Exercise directions: Retype the records that come next, word for word.
═════ Available data ═════
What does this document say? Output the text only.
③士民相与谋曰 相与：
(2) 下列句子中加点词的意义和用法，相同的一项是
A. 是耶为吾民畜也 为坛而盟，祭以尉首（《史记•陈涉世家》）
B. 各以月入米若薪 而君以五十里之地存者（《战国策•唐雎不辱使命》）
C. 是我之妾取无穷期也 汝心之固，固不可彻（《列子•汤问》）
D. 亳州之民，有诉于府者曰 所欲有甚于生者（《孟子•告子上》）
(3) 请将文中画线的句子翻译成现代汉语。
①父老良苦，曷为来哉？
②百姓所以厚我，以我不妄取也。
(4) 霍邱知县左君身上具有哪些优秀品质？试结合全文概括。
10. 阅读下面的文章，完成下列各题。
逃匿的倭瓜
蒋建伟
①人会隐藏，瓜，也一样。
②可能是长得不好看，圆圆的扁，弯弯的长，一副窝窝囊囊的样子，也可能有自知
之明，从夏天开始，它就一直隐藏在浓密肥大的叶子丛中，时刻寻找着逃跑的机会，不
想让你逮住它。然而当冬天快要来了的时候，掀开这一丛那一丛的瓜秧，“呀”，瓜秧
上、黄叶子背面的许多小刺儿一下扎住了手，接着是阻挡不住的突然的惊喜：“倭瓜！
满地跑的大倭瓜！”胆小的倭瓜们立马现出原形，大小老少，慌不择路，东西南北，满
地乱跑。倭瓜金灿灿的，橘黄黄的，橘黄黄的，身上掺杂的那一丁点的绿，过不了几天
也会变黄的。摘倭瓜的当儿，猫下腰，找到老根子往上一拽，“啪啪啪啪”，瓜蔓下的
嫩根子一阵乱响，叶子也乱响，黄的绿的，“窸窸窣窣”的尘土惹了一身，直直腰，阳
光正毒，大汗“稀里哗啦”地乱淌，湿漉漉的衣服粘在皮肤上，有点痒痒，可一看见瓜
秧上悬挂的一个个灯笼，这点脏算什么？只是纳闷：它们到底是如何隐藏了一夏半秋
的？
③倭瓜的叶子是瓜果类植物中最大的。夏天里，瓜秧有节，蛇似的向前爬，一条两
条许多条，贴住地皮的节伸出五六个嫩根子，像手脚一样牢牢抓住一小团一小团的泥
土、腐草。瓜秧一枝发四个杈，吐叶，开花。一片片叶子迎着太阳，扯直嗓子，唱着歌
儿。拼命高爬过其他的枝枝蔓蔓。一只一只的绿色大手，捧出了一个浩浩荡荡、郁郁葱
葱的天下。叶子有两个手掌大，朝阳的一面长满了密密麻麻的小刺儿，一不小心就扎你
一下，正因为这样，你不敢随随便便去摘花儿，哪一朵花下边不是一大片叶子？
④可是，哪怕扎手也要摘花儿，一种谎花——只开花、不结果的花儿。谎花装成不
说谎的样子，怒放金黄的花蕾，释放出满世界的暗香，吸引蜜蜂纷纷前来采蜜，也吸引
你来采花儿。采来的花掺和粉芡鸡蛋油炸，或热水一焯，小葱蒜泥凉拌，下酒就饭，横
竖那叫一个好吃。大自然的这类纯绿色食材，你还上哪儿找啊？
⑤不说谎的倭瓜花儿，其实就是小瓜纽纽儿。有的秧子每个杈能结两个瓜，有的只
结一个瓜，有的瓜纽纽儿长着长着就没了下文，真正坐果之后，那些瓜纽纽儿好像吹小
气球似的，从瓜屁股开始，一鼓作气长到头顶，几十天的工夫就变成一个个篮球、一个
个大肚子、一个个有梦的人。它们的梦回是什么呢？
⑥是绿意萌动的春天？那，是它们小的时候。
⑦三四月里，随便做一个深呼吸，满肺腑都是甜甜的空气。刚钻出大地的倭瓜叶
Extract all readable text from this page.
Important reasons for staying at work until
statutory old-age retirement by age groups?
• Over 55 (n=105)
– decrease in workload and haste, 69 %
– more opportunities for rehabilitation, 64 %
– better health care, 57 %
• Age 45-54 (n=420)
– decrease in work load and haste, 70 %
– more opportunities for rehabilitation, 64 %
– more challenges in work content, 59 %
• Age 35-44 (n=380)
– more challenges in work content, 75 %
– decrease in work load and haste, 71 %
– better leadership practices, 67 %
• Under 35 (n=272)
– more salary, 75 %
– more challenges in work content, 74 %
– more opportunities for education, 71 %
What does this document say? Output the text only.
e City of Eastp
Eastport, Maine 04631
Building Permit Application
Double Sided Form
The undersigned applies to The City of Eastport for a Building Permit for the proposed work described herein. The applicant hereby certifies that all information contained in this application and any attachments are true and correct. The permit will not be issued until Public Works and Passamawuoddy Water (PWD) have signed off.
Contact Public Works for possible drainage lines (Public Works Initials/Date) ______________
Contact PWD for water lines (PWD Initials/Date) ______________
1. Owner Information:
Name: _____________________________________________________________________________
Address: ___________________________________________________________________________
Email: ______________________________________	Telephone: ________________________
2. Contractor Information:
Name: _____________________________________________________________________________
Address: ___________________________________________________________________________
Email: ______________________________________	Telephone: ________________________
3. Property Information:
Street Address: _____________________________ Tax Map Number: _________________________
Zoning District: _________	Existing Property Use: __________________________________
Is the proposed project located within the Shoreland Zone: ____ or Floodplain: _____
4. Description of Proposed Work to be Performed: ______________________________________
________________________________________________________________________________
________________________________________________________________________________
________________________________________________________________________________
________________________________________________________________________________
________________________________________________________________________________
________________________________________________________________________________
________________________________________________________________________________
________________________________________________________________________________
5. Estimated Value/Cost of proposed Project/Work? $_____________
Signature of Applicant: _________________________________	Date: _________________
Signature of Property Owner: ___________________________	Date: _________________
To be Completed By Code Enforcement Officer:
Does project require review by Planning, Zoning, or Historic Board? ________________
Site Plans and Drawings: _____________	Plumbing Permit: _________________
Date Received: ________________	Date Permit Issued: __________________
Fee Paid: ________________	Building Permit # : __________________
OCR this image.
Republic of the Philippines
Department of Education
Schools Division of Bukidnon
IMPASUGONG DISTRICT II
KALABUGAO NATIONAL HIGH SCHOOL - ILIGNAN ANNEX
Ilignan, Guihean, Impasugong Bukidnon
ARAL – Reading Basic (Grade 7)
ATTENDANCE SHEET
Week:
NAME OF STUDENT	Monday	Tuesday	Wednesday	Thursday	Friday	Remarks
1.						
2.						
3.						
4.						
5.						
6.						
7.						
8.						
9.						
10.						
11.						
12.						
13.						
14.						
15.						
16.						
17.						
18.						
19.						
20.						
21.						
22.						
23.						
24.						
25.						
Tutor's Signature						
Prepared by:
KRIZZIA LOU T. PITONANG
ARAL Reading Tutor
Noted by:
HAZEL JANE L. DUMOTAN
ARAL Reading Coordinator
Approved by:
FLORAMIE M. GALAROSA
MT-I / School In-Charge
═════
Answer:
What does this document say? Output the text only.
③士民相与谋曰 相与：
(2) 下列句子中加点词的意义和用法，相同的一项是
A. 是耶为吾民畜也 为坛而盟，祭以尉首（《史记•陈涉世家》）
B. 各以月入米若薪 而君以五十里之地存者（《战国策•唐雎不辱使命》）
C. 是我之妾取无穷期也 汝心之固，固不可彻（《列子•汤问》）
D. 亳州之民，有诉于府者曰 所欲有甚于生者（《孟子•告子上》）
(3) 请将文中画线的句子翻译成现代汉语。
①父老良苦，曷为来哉？
②百姓所以厚我，以我不妄取也。
(4) 霍邱知县左君身上具有哪些优秀品质？试结合全文概括。
10. 阅读下面的文章，完成下列各题。
逃匿的倭瓜
蒋建伟
①人会隐藏，瓜，也一样。
②可能是长得不好看，圆圆的扁，弯弯的长，一副窝窝囊囊的样子，也可能有自知
之明，从夏天开始，它就一直隐藏在浓密肥大的叶子丛中，时刻寻找着逃跑的机会，不
想让你逮住它。然而当冬天快要来了的时候，掀开这一丛那一丛的瓜秧，“呀”，瓜秧
上、黄叶子背面的许多小刺儿一下扎住了手，接着是阻挡不住的突然的惊喜：“倭瓜！
满地跑的大倭瓜！”胆小的倭瓜们立马现出原形，大小老少，慌不择路，东西南北，满
地乱跑。倭瓜金灿灿的，橘黄黄的，橘黄黄的，身上掺杂的那一丁点的绿，过不了几天
也会变黄的。摘倭瓜的当儿，猫下腰，找到老根子往上一拽，“啪啪啪啪”，瓜蔓下的
嫩根子一阵乱响，叶子也乱响，黄的绿的，“窸窸窣窣”的尘土惹了一身，直直腰，阳
光正毒，大汗“稀里哗啦”地乱淌，湿漉漉的衣服粘在皮肤上，有点痒痒，可一看见瓜
秧上悬挂的一个个灯笼，这点脏算什么？只是纳闷：它们到底是如何隐藏了一夏半秋
的？
③倭瓜的叶子是瓜果类植物中最大的。夏天里，瓜秧有节，蛇似的向前爬，一条两
条许多条，贴住地皮的节伸出五六个嫩根子，像手脚一样牢牢抓住一小团一小团的泥
土、腐草。瓜秧一枝发四个杈，吐叶，开花。一片片叶子迎着太阳，扯直嗓子，唱着歌
儿。拼命高爬过其他的枝枝蔓蔓。一只一只的绿色大手，捧出了一个浩浩荡荡、郁郁葱
葱的天下。叶子有两个手掌大，朝阳的一面长满了密密麻麻的小刺儿，一不小心就扎你
一下，正因为这样，你不敢随随便便去摘花儿，哪一朵花下边不是一大片叶子？
④可是，哪怕扎手也要摘花儿，一种谎花——只开花、不结果的花儿。谎花装成不
说谎的样子，怒放金黄的花蕾，释放出满世界的暗香，吸引蜜蜂纷纷前来采蜜，也吸引
你来采花儿。采来的花掺和粉芡鸡蛋油炸，或热水一焯，小葱蒜泥凉拌，下酒就饭，横
竖那叫一个好吃。大自然的这类纯绿色食材，你还上哪儿找啊？
⑤不说谎的倭瓜花儿，其实就是小瓜纽纽儿。有的秧子每个杈能结两个瓜，有的只
结一个瓜，有的瓜纽纽儿长着长着就没了下文，真正坐果之后，那些瓜纽纽儿好像吹小
气球似的，从瓜屁股开始，一鼓作气长到头顶，几十天的工夫就变成一个个篮球、一个
个大肚子、一个个有梦的人。它们的梦回是什么呢？
⑥是绿意萌动的春天？那，是它们小的时候。
⑦三四月里，随便做一个深呼吸，满肺腑都是甜甜的空气。刚钻出大地的倭瓜叶
Extract all readable text from this page.
Important reasons for staying at work until
statutory old-age retirement by age groups?
• Over 55 (n=105)
– decrease in workload and haste, 69 %
– more opportunities for rehabilitation, 64 %
– better health care, 57 %
• Age 45-54 (n=420)
– decrease in work load and haste, 70 %
– more opportunities for rehabilitation, 64 %
– more challenges in work content, 59 %
• Age 35-44 (n=380)
– more challenges in work content, 75 %
– decrease in work load and haste, 71 %
– better leadership practices, 67 %
• Under 35 (n=272)
– more salary, 75 %
– more challenges in work content, 74 %
– more opportunities for education, 71 %
What does this document say? Output the text only.
e City of Eastp
Eastport, Maine 04631
Building Permit Application
Double Sided Form
The undersigned applies to The City of Eastport for a Building Permit for the proposed work described herein. The applicant hereby certifies that all information contained in this application and any attachments are true and correct. The permit will not be issued until Public Works and Passamawuoddy Water (PWD) have signed off.
Contact Public Works for possible drainage lines (Public Works Initials/Date) ______________
Contact PWD for water lines (PWD Initials/Date) ______________
1. Owner Information:
Name: _____________________________________________________________________________
Address: ___________________________________________________________________________
Email: ______________________________________	Telephone: ________________________
2. Contractor Information:
Name: _____________________________________________________________________________
Address: ___________________________________________________________________________
Email: ______________________________________	Telephone: ________________________
3. Property Information:
Street Address: _____________________________ Tax Map Number: _________________________
Zoning District: _________	Existing Property Use: __________________________________
Is the proposed project located within the Shoreland Zone: ____ or Floodplain: _____
4. Description of Proposed Work to be Performed: ______________________________________
________________________________________________________________________________
________________________________________________________________________________
________________________________________________________________________________
________________________________________________________________________________
________________________________________________________________________________
________________________________________________________________________________
________________________________________________________________________________
________________________________________________________________________________
5. Estimated Value/Cost of proposed Project/Work? $_____________
Signature of Applicant: _________________________________	Date: _________________
Signature of Property Owner: ___________________________	Date: _________________
To be Completed By Code Enforcement Officer:
Does project require review by Planning, Zoning, or Historic Board? ________________
Site Plans and Drawings: _____________	Plumbing Permit: _________________
Date Received: ________________	Date Permit Issued: __________________
Fee Paid: ________________	Building Permit # : __________________
OCR this image.
Republic of the Philippines
Department of Education
Schools Division of Bukidnon
IMPASUGONG DISTRICT II
KALABUGAO NATIONAL HIGH SCHOOL - ILIGNAN ANNEX
Ilignan, Guihean, Impasugong Bukidnon
ARAL – Reading Basic (Grade 7)
ATTENDANCE SHEET
Week:
NAME OF STUDENT	Monday	Tuesday	Wednesday	Thursday	Friday	Remarks
1.						
2.						
3.						
4.						
5.						
6.						
7.						
8.						
9.						
10.						
11.						
12.						
13.						
14.						
15.						
16.						
17.						
18.						
19.						
20.						
21.						
22.						
23.						
24.						
25.						
Tutor's Signature						
Prepared by:
KRIZZIA LOU T. PITONANG
ARAL Reading Tutor
Noted by:
HAZEL JANE L. DUMOTAN
ARAL Reading Coordinator
Approved by:
FLORAMIE M. GALAROSA
MT-I / School In-Charge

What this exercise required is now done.